====== GIVEN INFORMATION ======
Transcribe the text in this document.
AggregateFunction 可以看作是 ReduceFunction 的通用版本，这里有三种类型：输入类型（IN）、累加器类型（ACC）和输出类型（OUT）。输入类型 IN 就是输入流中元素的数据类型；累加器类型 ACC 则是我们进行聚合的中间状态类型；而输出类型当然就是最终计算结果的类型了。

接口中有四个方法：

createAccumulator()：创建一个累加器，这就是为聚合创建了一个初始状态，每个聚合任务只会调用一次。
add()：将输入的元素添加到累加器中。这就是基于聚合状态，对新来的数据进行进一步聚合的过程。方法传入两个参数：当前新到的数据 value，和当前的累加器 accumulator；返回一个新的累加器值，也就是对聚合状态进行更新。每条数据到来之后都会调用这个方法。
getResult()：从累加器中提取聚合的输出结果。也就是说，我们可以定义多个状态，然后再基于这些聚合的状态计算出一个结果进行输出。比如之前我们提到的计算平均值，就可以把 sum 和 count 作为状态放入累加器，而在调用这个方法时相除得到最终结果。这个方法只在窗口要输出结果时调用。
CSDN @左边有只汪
======
====== GIVEN INFORMATION ======
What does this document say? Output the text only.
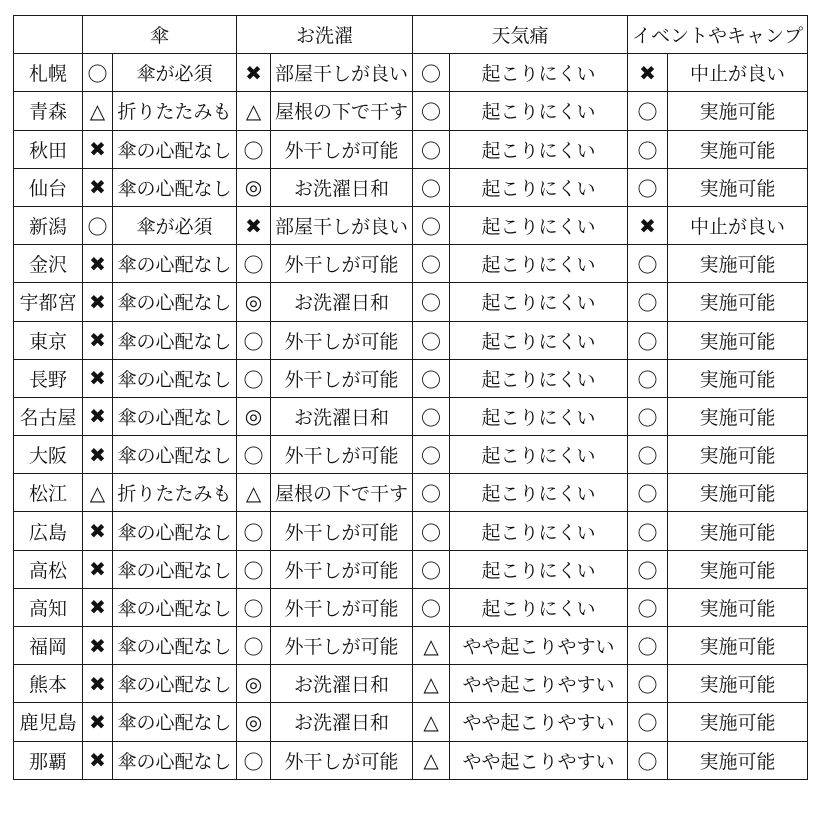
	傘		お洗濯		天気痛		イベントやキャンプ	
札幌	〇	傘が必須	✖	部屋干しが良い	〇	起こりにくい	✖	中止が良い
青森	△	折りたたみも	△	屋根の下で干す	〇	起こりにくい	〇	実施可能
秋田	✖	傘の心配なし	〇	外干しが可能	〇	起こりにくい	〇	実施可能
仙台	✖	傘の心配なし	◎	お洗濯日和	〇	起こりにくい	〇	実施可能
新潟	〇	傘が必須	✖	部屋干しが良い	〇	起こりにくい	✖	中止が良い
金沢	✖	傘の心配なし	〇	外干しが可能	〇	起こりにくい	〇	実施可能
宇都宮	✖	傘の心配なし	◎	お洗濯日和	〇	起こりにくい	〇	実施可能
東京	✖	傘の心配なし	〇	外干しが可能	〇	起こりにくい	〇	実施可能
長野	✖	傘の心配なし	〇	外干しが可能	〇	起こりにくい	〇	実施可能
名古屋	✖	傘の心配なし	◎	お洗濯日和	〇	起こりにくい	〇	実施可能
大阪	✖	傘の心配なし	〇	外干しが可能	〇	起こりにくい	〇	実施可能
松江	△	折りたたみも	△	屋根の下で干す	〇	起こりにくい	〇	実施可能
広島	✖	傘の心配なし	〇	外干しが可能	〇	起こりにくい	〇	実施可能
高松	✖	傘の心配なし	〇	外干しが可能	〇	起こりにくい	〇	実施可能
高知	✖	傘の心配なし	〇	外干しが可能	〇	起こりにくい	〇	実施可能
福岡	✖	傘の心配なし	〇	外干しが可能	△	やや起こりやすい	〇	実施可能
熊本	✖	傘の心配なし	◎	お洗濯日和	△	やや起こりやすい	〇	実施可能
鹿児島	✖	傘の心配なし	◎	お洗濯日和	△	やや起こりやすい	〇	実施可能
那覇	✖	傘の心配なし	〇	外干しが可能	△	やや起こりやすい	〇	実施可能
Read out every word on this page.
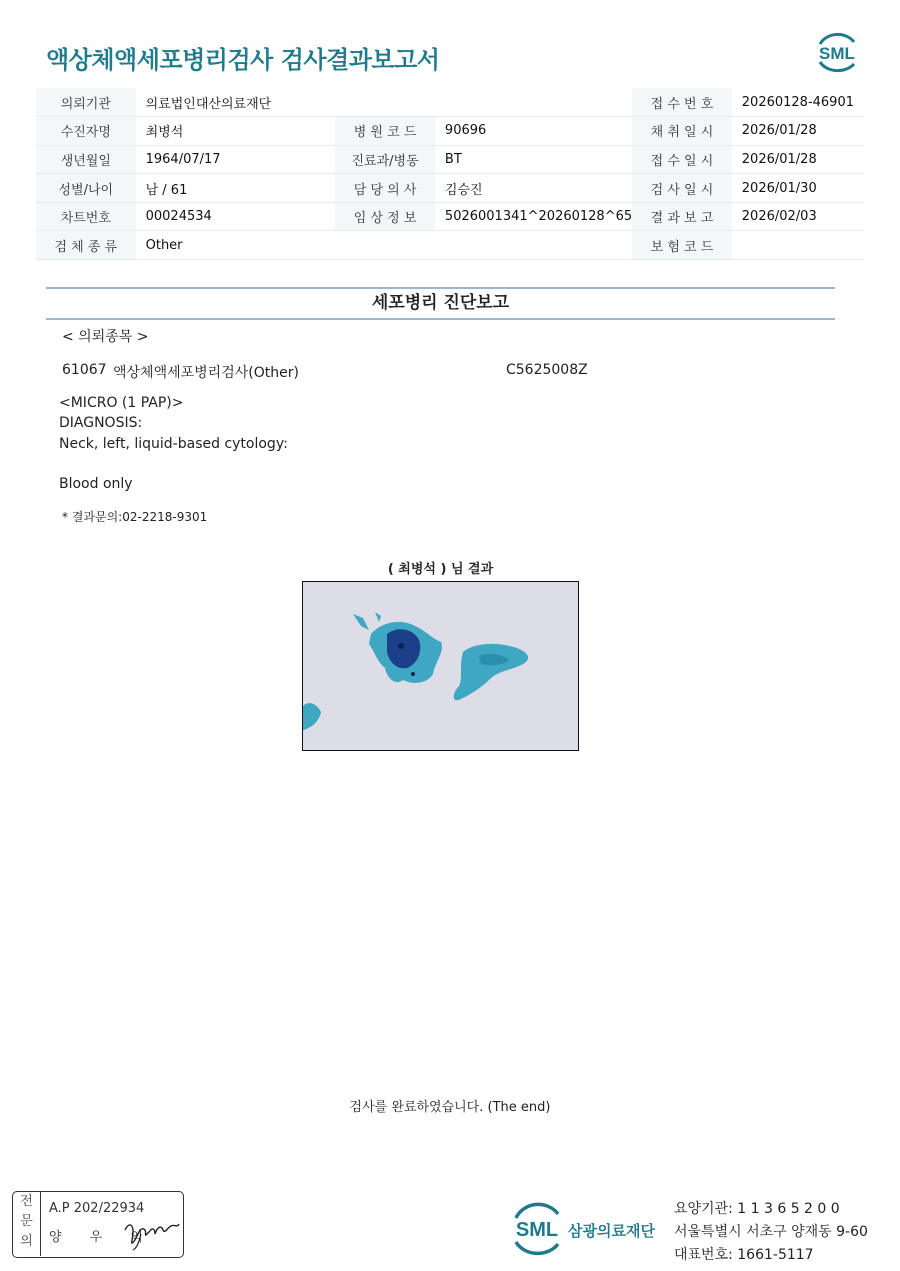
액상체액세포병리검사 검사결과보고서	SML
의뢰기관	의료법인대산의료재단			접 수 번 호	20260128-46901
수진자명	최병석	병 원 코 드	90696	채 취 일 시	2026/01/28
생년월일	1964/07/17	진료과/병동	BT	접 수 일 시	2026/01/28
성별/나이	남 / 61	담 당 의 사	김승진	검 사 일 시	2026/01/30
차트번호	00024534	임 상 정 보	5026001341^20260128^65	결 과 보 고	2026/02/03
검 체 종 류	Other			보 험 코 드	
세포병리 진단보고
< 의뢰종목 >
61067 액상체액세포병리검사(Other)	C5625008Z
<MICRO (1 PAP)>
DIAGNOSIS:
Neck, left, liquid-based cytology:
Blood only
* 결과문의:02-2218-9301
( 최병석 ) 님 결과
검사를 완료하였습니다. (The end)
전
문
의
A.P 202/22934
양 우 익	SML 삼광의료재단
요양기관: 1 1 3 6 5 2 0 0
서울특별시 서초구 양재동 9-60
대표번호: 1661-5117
======
====== GIVEN INFORMATION ======
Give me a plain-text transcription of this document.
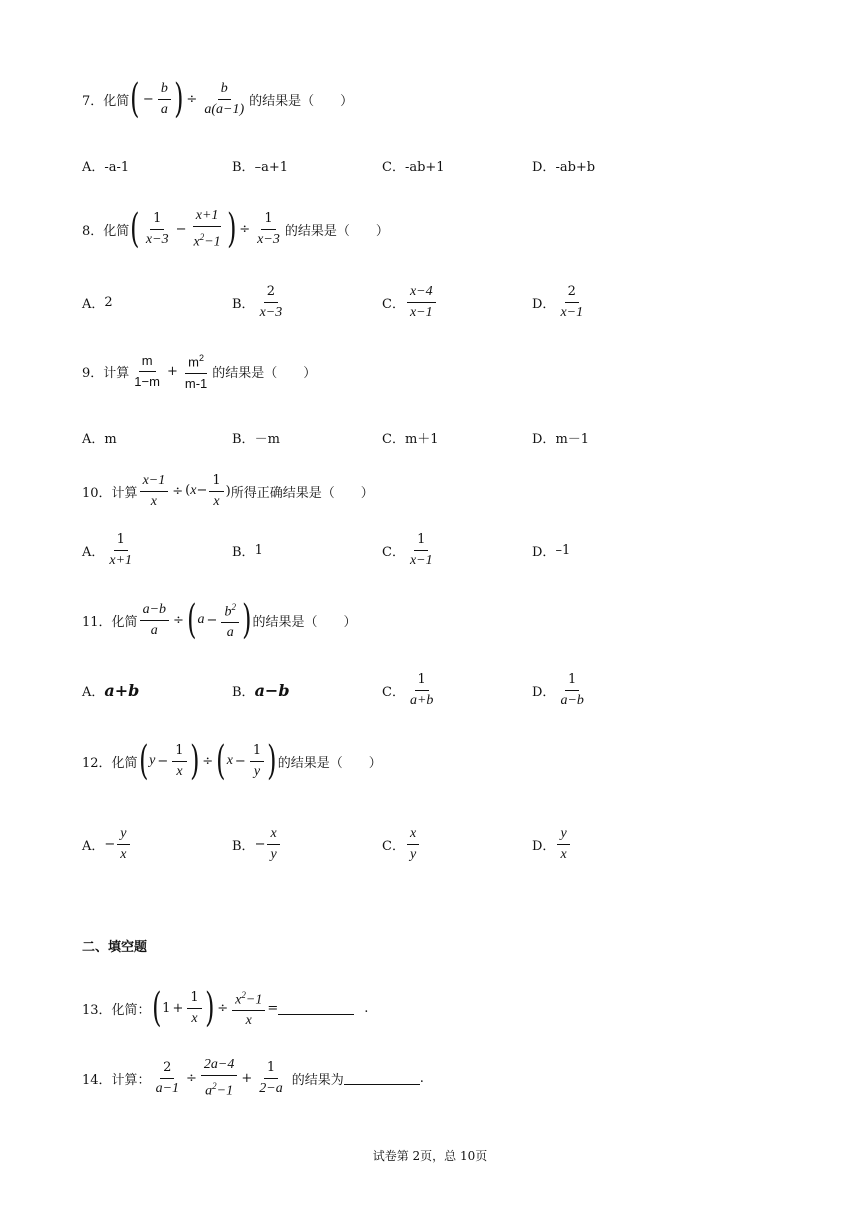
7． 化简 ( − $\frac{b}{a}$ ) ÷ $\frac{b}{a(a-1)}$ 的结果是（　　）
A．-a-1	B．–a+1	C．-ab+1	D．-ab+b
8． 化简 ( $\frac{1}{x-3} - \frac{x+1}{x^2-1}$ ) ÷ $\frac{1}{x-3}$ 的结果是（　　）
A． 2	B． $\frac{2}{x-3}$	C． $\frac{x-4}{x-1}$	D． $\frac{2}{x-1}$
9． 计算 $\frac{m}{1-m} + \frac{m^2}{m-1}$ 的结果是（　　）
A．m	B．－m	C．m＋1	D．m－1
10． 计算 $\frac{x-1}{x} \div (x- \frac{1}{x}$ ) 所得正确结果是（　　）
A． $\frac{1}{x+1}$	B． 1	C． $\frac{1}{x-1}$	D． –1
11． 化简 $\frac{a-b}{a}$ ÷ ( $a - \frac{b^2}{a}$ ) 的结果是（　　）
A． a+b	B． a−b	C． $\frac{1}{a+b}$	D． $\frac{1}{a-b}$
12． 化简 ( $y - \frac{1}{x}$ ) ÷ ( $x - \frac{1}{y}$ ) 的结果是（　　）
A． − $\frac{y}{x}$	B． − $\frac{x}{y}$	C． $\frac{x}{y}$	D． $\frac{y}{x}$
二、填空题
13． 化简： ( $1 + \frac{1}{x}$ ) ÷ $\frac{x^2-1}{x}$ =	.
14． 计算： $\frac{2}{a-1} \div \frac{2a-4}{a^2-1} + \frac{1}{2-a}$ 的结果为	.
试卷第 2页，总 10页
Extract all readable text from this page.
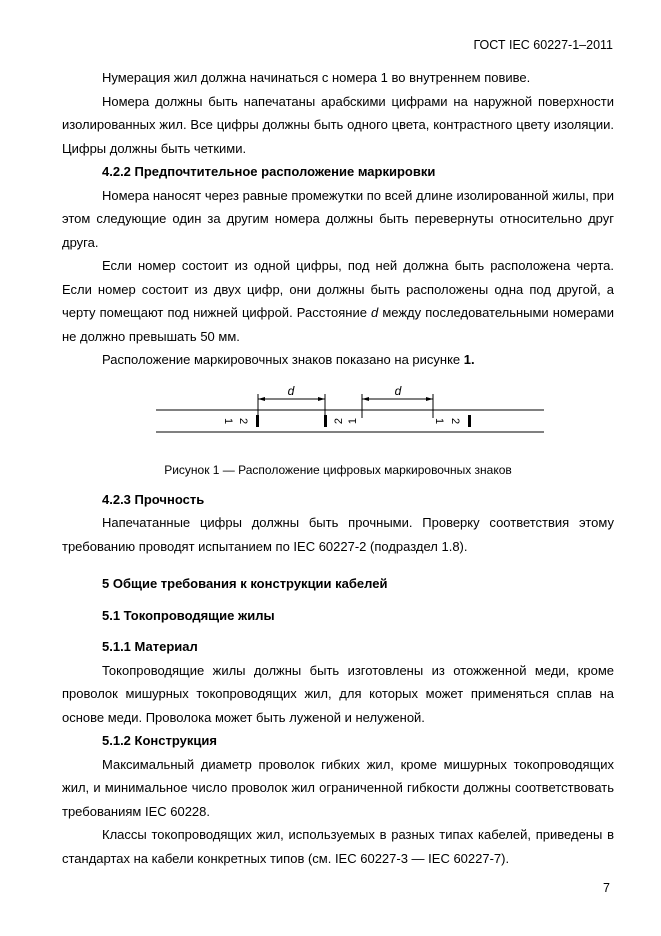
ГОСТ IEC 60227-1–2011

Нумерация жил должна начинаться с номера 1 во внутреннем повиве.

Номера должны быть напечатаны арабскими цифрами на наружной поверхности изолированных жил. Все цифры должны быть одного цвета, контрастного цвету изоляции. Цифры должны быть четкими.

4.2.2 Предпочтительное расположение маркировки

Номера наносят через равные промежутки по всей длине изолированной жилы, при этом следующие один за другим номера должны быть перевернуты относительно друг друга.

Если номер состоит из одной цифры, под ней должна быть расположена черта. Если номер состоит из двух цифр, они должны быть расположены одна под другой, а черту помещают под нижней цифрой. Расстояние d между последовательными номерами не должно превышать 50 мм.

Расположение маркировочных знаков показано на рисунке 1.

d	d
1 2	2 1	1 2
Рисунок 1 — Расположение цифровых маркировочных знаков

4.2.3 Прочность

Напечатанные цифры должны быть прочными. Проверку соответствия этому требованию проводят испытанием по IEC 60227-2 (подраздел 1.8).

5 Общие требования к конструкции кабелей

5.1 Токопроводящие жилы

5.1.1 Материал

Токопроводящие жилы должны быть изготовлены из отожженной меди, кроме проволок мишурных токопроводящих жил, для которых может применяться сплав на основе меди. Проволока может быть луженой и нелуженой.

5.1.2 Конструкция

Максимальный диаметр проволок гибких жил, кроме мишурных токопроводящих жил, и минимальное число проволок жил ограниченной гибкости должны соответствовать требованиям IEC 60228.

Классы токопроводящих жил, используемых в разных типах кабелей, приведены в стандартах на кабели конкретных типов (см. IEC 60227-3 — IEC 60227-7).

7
======
§ WORK TO DO: Count all lines of the data that include "部屋干しが良い". The answer is the number alone.

§ EXERCISE ANSWER: 2